Excerpted data start
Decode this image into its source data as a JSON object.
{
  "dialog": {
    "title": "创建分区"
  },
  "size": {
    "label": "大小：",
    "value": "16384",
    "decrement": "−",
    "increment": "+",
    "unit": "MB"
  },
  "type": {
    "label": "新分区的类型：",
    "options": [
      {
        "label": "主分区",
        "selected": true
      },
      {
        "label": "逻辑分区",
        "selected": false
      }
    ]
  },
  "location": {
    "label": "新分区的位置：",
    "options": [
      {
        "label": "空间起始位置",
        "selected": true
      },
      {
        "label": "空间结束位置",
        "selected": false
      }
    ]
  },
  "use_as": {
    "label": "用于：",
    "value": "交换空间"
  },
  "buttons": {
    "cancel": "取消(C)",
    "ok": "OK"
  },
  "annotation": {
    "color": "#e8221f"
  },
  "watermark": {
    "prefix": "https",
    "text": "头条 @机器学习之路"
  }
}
Excerpted data end
### Your objective
Copy all data exactly, start to finish.

### The answer
Decode this image into its source data as a JSON object.
{
  "dialog": {
    "title": "创建分区"
  },
  "size": {
    "label": "大小：",
    "value": "16384",
    "decrement": "−",
    "increment": "+",
    "unit": "MB"
  },
  "type": {
    "label": "新分区的类型：",
    "options": [
      {
        "label": "主分区",
        "selected": true
      },
      {
        "label": "逻辑分区",
        "selected": false
      }
    ]
  },
  "location": {
    "label": "新分区的位置：",
    "options": [
      {
        "label": "空间起始位置",
        "selected": true
      },
      {
        "label": "空间结束位置",
        "selected": false
      }
    ]
  },
  "use_as": {
    "label": "用于：",
    "value": "交换空间"
  },
  "buttons": {
    "cancel": "取消(C)",
    "ok": "OK"
  },
  "annotation": {
    "color": "#e8221f"
  },
  "watermark": {
    "prefix": "https",
    "text": "头条 @机器学习之路"
  }
}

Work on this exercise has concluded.